[Problem] Will you print the material below without altering a single character?

[Extracted records]
╭──
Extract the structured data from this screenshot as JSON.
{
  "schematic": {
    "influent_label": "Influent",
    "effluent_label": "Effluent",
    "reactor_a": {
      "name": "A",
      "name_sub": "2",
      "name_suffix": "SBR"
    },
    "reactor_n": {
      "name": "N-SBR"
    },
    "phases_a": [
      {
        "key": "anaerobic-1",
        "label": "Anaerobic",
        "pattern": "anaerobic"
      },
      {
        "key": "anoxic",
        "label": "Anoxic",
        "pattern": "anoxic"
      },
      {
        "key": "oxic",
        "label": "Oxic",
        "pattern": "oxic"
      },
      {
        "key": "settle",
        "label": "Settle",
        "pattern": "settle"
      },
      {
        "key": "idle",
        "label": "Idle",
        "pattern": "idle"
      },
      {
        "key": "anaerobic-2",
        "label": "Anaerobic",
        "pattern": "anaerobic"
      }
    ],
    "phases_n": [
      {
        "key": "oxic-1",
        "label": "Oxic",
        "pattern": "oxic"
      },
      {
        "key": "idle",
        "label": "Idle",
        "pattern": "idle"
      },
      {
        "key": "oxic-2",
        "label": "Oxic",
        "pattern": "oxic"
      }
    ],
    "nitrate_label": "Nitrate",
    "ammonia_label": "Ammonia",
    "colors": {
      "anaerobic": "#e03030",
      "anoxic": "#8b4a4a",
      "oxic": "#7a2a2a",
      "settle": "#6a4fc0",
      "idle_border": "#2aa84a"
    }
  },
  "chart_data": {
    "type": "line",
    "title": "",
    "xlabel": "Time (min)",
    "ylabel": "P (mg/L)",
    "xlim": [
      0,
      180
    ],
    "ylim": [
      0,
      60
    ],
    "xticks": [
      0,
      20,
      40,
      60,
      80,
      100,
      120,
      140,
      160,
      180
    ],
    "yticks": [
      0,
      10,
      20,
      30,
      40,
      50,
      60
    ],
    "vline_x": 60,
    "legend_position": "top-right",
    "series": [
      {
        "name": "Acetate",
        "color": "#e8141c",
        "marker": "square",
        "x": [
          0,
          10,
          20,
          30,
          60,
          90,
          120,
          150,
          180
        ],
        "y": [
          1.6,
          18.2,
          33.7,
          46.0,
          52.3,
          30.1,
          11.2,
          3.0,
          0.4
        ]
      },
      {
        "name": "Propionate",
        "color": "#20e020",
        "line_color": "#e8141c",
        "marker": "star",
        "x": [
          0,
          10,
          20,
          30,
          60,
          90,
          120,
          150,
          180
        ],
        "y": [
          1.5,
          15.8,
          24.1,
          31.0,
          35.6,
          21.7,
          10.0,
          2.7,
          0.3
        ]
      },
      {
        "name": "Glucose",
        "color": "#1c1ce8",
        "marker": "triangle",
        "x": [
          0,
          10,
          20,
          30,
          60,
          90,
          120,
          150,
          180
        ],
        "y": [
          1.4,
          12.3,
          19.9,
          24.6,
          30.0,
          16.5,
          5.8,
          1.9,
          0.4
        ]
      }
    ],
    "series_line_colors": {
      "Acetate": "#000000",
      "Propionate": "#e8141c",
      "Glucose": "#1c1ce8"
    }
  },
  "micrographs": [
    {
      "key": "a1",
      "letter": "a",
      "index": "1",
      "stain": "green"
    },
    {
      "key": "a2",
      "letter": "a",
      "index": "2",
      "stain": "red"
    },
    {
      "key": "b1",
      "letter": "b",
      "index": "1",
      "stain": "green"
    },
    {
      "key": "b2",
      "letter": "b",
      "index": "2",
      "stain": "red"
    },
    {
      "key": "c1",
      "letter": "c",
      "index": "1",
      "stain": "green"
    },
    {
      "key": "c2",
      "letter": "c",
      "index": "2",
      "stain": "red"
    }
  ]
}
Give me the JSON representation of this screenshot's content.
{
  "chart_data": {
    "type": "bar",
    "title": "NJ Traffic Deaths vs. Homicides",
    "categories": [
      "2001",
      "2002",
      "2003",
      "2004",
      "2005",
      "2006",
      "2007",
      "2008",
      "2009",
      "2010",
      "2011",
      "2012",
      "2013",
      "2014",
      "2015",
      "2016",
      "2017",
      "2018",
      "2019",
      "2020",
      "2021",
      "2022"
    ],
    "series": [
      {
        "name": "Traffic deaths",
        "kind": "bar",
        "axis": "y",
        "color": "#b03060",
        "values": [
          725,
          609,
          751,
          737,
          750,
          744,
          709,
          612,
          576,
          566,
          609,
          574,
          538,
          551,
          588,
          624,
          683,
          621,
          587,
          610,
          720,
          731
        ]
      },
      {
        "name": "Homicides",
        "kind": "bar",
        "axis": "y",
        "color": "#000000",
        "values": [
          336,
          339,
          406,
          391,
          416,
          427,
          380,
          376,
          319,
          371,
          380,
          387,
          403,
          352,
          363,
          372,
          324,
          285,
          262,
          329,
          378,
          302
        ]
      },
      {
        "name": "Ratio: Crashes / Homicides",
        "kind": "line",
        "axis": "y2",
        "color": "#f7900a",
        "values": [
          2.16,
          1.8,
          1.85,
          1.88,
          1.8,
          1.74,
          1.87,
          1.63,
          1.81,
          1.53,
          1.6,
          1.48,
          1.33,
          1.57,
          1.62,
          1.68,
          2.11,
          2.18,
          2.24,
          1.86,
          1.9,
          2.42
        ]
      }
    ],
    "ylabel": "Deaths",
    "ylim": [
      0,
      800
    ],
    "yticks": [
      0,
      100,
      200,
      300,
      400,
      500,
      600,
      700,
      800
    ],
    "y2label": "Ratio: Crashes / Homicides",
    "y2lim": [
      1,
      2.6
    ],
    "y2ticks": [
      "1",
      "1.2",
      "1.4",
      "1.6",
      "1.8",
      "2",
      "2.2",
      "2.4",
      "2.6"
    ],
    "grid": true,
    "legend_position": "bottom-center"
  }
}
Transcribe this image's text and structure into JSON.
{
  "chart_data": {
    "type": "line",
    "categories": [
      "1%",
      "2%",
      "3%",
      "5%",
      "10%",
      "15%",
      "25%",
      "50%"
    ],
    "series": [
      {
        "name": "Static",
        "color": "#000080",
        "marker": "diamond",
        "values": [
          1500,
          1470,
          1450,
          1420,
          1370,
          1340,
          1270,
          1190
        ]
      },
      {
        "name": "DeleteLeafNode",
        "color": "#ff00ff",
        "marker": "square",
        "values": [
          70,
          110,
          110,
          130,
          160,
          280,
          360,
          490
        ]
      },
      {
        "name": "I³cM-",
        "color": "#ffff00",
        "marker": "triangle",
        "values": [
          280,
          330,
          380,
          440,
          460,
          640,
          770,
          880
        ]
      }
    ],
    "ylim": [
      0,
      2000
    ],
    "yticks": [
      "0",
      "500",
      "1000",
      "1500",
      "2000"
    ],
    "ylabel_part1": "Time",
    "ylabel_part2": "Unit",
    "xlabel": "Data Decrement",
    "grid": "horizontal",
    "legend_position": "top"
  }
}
╰──
[In response]
Extract the structured data from this screenshot as JSON.
{
  "schematic": {
    "influent_label": "Influent",
    "effluent_label": "Effluent",
    "reactor_a": {
      "name": "A",
      "name_sub": "2",
      "name_suffix": "SBR"
    },
    "reactor_n": {
      "name": "N-SBR"
    },
    "phases_a": [
      {
        "key": "anaerobic-1",
        "label": "Anaerobic",
        "pattern": "anaerobic"
      },
      {
        "key": "anoxic",
        "label": "Anoxic",
        "pattern": "anoxic"
      },
      {
        "key": "oxic",
        "label": "Oxic",
        "pattern": "oxic"
      },
      {
        "key": "settle",
        "label": "Settle",
        "pattern": "settle"
      },
      {
        "key": "idle",
        "label": "Idle",
        "pattern": "idle"
      },
      {
        "key": "anaerobic-2",
        "label": "Anaerobic",
        "pattern": "anaerobic"
      }
    ],
    "phases_n": [
      {
        "key": "oxic-1",
        "label": "Oxic",
        "pattern": "oxic"
      },
      {
        "key": "idle",
        "label": "Idle",
        "pattern": "idle"
      },
      {
        "key": "oxic-2",
        "label": "Oxic",
        "pattern": "oxic"
      }
    ],
    "nitrate_label": "Nitrate",
    "ammonia_label": "Ammonia",
    "colors": {
      "anaerobic": "#e03030",
      "anoxic": "#8b4a4a",
      "oxic": "#7a2a2a",
      "settle": "#6a4fc0",
      "idle_border": "#2aa84a"
    }
  },
  "chart_data": {
    "type": "line",
    "title": "",
    "xlabel": "Time (min)",
    "ylabel": "P (mg/L)",
    "xlim": [
      0,
      180
    ],
    "ylim": [
      0,
      60
    ],
    "xticks": [
      0,
      20,
      40,
      60,
      80,
      100,
      120,
      140,
      160,
      180
    ],
    "yticks": [
      0,
      10,
      20,
      30,
      40,
      50,
      60
    ],
    "vline_x": 60,
    "legend_position": "top-right",
    "series": [
      {
        "name": "Acetate",
        "color": "#e8141c",
        "marker": "square",
        "x": [
          0,
          10,
          20,
          30,
          60,
          90,
          120,
          150,
          180
        ],
        "y": [
          1.6,
          18.2,
          33.7,
          46.0,
          52.3,
          30.1,
          11.2,
          3.0,
          0.4
        ]
      },
      {
        "name": "Propionate",
        "color": "#20e020",
        "line_color": "#e8141c",
        "marker": "star",
        "x": [
          0,
          10,
          20,
          30,
          60,
          90,
          120,
          150,
          180
        ],
        "y": [
          1.5,
          15.8,
          24.1,
          31.0,
          35.6,
          21.7,
          10.0,
          2.7,
          0.3
        ]
      },
      {
        "name": "Glucose",
        "color": "#1c1ce8",
        "marker": "triangle",
        "x": [
          0,
          10,
          20,
          30,
          60,
          90,
          120,
          150,
          180
        ],
        "y": [
          1.4,
          12.3,
          19.9,
          24.6,
          30.0,
          16.5,
          5.8,
          1.9,
          0.4
        ]
      }
    ],
    "series_line_colors": {
      "Acetate": "#000000",
      "Propionate": "#e8141c",
      "Glucose": "#1c1ce8"
    }
  },
  "micrographs": [
    {
      "key": "a1",
      "letter": "a",
      "index": "1",
      "stain": "green"
    },
    {
      "key": "a2",
      "letter": "a",
      "index": "2",
      "stain": "red"
    },
    {
      "key": "b1",
      "letter": "b",
      "index": "1",
      "stain": "green"
    },
    {
      "key": "b2",
      "letter": "b",
      "index": "2",
      "stain": "red"
    },
    {
      "key": "c1",
      "letter": "c",
      "index": "1",
      "stain": "green"
    },
    {
      "key": "c2",
      "letter": "c",
      "index": "2",
      "stain": "red"
    }
  ]
}
Give me the JSON representation of this screenshot's content.
{
  "chart_data": {
    "type": "bar",
    "title": "NJ Traffic Deaths vs. Homicides",
    "categories": [
      "2001",
      "2002",
      "2003",
      "2004",
      "2005",
      "2006",
      "2007",
      "2008",
      "2009",
      "2010",
      "2011",
      "2012",
      "2013",
      "2014",
      "2015",
      "2016",
      "2017",
      "2018",
      "2019",
      "2020",
      "2021",
      "2022"
    ],
    "series": [
      {
        "name": "Traffic deaths",
        "kind": "bar",
        "axis": "y",
        "color": "#b03060",
        "values": [
          725,
          609,
          751,
          737,
          750,
          744,
          709,
          612,
          576,
          566,
          609,
          574,
          538,
          551,
          588,
          624,
          683,
          621,
          587,
          610,
          720,
          731
        ]
      },
      {
        "name": "Homicides",
        "kind": "bar",
        "axis": "y",
        "color": "#000000",
        "values": [
          336,
          339,
          406,
          391,
          416,
          427,
          380,
          376,
          319,
          371,
          380,
          387,
          403,
          352,
          363,
          372,
          324,
          285,
          262,
          329,
          378,
          302
        ]
      },
      {
        "name": "Ratio: Crashes / Homicides",
        "kind": "line",
        "axis": "y2",
        "color": "#f7900a",
        "values": [
          2.16,
          1.8,
          1.85,
          1.88,
          1.8,
          1.74,
          1.87,
          1.63,
          1.81,
          1.53,
          1.6,
          1.48,
          1.33,
          1.57,
          1.62,
          1.68,
          2.11,
          2.18,
          2.24,
          1.86,
          1.9,
          2.42
        ]
      }
    ],
    "ylabel": "Deaths",
    "ylim": [
      0,
      800
    ],
    "yticks": [
      0,
      100,
      200,
      300,
      400,
      500,
      600,
      700,
      800
    ],
    "y2label": "Ratio: Crashes / Homicides",
    "y2lim": [
      1,
      2.6
    ],
    "y2ticks": [
      "1",
      "1.2",
      "1.4",
      "1.6",
      "1.8",
      "2",
      "2.2",
      "2.4",
      "2.6"
    ],
    "grid": true,
    "legend_position": "bottom-center"
  }
}
Transcribe this image's text and structure into JSON.
{
  "chart_data": {
    "type": "line",
    "categories": [
      "1%",
      "2%",
      "3%",
      "5%",
      "10%",
      "15%",
      "25%",
      "50%"
    ],
    "series": [
      {
        "name": "Static",
        "color": "#000080",
        "marker": "diamond",
        "values": [
          1500,
          1470,
          1450,
          1420,
          1370,
          1340,
          1270,
          1190
        ]
      },
      {
        "name": "DeleteLeafNode",
        "color": "#ff00ff",
        "marker": "square",
        "values": [
          70,
          110,
          110,
          130,
          160,
          280,
          360,
          490
        ]
      },
      {
        "name": "I³cM-",
        "color": "#ffff00",
        "marker": "triangle",
        "values": [
          280,
          330,
          380,
          440,
          460,
          640,
          770,
          880
        ]
      }
    ],
    "ylim": [
      0,
      2000
    ],
    "yticks": [
      "0",
      "500",
      "1000",
      "1500",
      "2000"
    ],
    "ylabel_part1": "Time",
    "ylabel_part2": "Unit",
    "xlabel": "Data Decrement",
    "grid": "horizontal",
    "legend_position": "top"
  }
}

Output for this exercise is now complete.